PROBLEM DETAILS:
All the entries need to be quoted exactly, apart from the pictures, which you should drop.

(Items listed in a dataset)
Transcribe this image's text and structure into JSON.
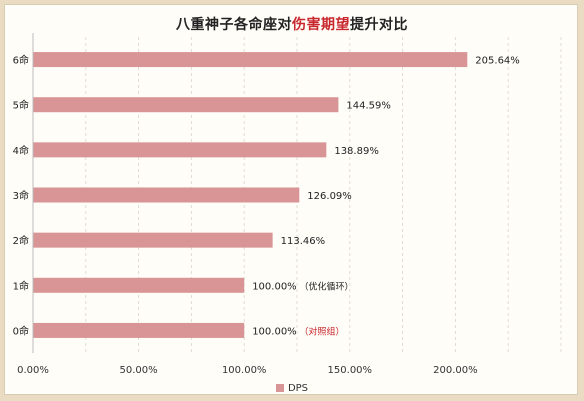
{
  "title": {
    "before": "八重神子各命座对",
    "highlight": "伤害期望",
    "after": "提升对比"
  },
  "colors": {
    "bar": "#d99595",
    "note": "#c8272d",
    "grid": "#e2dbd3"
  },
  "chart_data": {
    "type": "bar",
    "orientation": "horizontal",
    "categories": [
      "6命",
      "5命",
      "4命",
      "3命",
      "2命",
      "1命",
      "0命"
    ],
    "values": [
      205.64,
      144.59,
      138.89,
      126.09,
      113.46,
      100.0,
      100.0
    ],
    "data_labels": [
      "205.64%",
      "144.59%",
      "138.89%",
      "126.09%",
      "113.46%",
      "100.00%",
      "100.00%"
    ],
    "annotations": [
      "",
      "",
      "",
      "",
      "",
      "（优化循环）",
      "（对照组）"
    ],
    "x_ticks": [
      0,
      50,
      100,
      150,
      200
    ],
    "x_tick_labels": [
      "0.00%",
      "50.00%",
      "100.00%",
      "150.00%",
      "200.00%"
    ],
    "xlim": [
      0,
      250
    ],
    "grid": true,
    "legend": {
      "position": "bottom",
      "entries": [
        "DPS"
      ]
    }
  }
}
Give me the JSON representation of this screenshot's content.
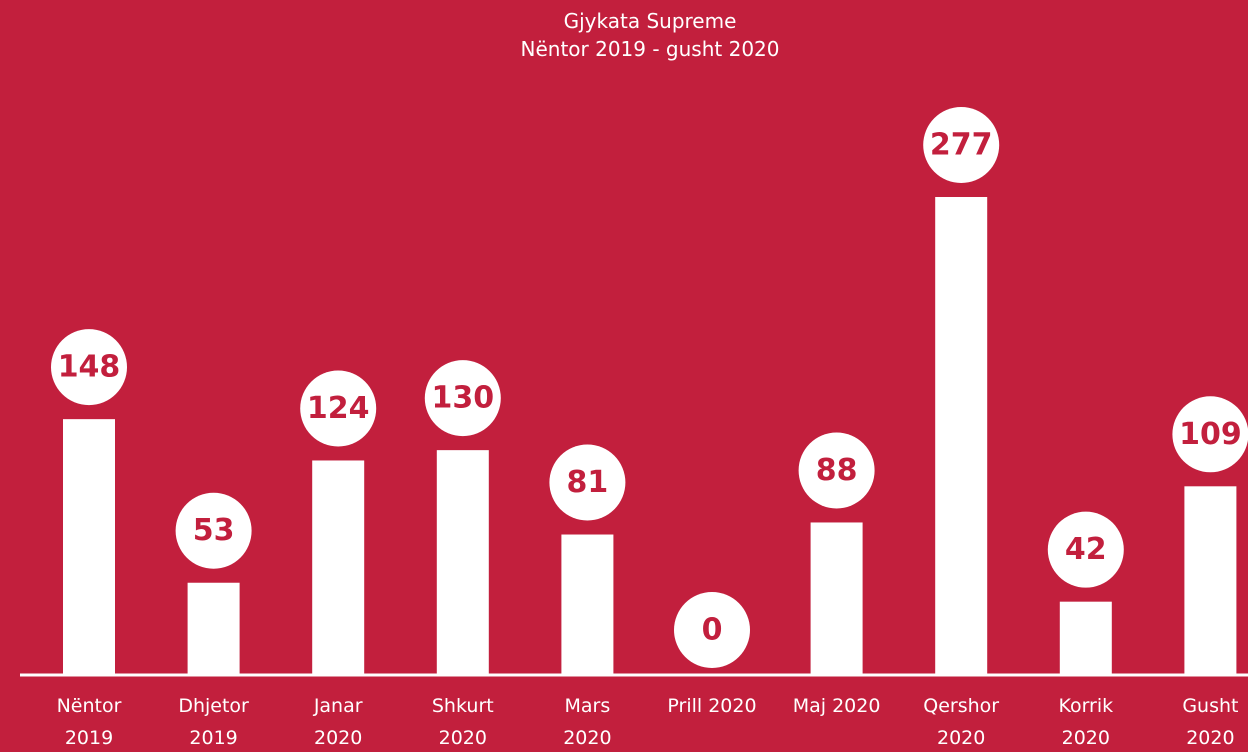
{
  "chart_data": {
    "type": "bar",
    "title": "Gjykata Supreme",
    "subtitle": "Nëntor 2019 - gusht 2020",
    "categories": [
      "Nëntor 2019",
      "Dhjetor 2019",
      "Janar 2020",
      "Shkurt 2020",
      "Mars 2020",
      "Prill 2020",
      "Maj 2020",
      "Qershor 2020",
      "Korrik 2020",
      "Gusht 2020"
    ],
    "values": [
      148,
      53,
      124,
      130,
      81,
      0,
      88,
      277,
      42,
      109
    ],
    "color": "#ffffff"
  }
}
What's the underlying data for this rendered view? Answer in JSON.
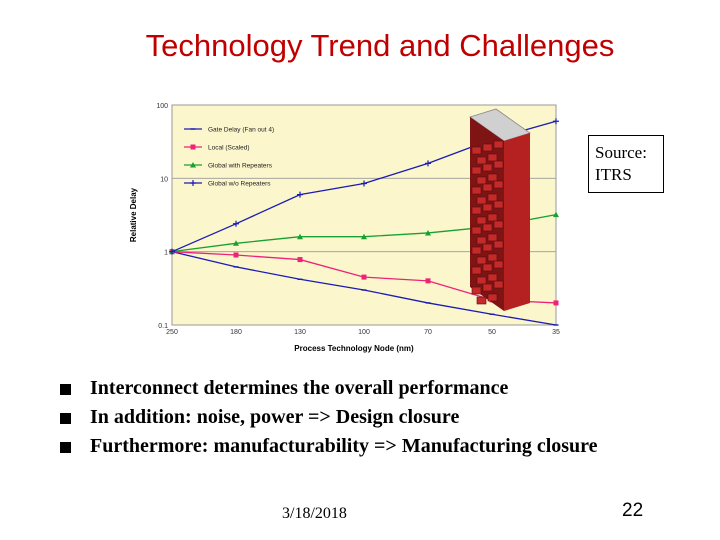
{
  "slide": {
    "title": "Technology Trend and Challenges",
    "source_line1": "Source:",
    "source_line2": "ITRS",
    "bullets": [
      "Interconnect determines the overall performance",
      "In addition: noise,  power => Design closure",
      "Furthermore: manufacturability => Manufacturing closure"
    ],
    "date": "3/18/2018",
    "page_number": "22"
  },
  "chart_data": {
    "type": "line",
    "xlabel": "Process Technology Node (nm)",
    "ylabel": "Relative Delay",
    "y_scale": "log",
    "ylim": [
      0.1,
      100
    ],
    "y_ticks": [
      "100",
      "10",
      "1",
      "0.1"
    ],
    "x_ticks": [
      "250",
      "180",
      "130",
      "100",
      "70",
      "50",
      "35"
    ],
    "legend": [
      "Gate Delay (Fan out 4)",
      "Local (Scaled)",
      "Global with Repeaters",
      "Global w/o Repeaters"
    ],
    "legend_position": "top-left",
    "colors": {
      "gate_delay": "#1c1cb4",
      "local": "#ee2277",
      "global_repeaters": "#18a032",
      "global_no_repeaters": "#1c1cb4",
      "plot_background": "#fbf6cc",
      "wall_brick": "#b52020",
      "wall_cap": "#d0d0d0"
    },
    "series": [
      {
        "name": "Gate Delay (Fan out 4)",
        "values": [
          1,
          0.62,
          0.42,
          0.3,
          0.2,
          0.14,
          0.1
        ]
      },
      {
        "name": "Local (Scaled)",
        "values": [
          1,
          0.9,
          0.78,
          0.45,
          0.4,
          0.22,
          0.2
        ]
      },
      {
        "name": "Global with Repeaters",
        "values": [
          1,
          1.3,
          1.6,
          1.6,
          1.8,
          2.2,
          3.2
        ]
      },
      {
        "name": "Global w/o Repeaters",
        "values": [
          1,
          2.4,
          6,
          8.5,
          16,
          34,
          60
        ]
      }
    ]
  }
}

SOLVED EXERCISE:
Transcribe this image's text and structure into JSON.
{
  "title": {
    "before": "八重神子各命座对",
    "highlight": "伤害期望",
    "after": "提升对比"
  },
  "colors": {
    "bar": "#d99595",
    "note": "#c8272d",
    "grid": "#e2dbd3"
  },
  "chart_data": {
    "type": "bar",
    "orientation": "horizontal",
    "categories": [
      "6命",
      "5命",
      "4命",
      "3命",
      "2命",
      "1命",
      "0命"
    ],
    "values": [
      205.64,
      144.59,
      138.89,
      126.09,
      113.46,
      100.0,
      100.0
    ],
    "data_labels": [
      "205.64%",
      "144.59%",
      "138.89%",
      "126.09%",
      "113.46%",
      "100.00%",
      "100.00%"
    ],
    "annotations": [
      "",
      "",
      "",
      "",
      "",
      "（优化循环）",
      "（对照组）"
    ],
    "x_ticks": [
      0,
      50,
      100,
      150,
      200
    ],
    "x_tick_labels": [
      "0.00%",
      "50.00%",
      "100.00%",
      "150.00%",
      "200.00%"
    ],
    "xlim": [
      0,
      250
    ],
    "grid": true,
    "legend": {
      "position": "bottom",
      "entries": [
        "DPS"
      ]
    }
  }
}
Give me the JSON representation of this screenshot's content.
{
  "chart_data": {
    "type": "bar",
    "title": "Gjykata Supreme",
    "subtitle": "Nëntor 2019 - gusht 2020",
    "categories": [
      "Nëntor 2019",
      "Dhjetor 2019",
      "Janar 2020",
      "Shkurt 2020",
      "Mars 2020",
      "Prill 2020",
      "Maj 2020",
      "Qershor 2020",
      "Korrik 2020",
      "Gusht 2020"
    ],
    "values": [
      148,
      53,
      124,
      130,
      81,
      0,
      88,
      277,
      42,
      109
    ],
    "color": "#ffffff"
  }
}
What's the underlying data for this rendered view? Answer in JSON.
{
  "slide": {
    "title": "Technology Trend and Challenges",
    "source_line1": "Source:",
    "source_line2": "ITRS",
    "bullets": [
      "Interconnect determines the overall performance",
      "In addition: noise,  power => Design closure",
      "Furthermore: manufacturability => Manufacturing closure"
    ],
    "date": "3/18/2018",
    "page_number": "22"
  },
  "chart_data": {
    "type": "line",
    "xlabel": "Process Technology Node (nm)",
    "ylabel": "Relative Delay",
    "y_scale": "log",
    "ylim": [
      0.1,
      100
    ],
    "y_ticks": [
      "100",
      "10",
      "1",
      "0.1"
    ],
    "x_ticks": [
      "250",
      "180",
      "130",
      "100",
      "70",
      "50",
      "35"
    ],
    "legend": [
      "Gate Delay (Fan out 4)",
      "Local (Scaled)",
      "Global with Repeaters",
      "Global w/o Repeaters"
    ],
    "legend_position": "top-left",
    "colors": {
      "gate_delay": "#1c1cb4",
      "local": "#ee2277",
      "global_repeaters": "#18a032",
      "global_no_repeaters": "#1c1cb4",
      "plot_background": "#fbf6cc",
      "wall_brick": "#b52020",
      "wall_cap": "#d0d0d0"
    },
    "series": [
      {
        "name": "Gate Delay (Fan out 4)",
        "values": [
          1,
          0.62,
          0.42,
          0.3,
          0.2,
          0.14,
          0.1
        ]
      },
      {
        "name": "Local (Scaled)",
        "values": [
          1,
          0.9,
          0.78,
          0.45,
          0.4,
          0.22,
          0.2
        ]
      },
      {
        "name": "Global with Repeaters",
        "values": [
          1,
          1.3,
          1.6,
          1.6,
          1.8,
          2.2,
          3.2
        ]
      },
      {
        "name": "Global w/o Repeaters",
        "values": [
          1,
          2.4,
          6,
          8.5,
          16,
          34,
          60
        ]
      }
    ]
  }
}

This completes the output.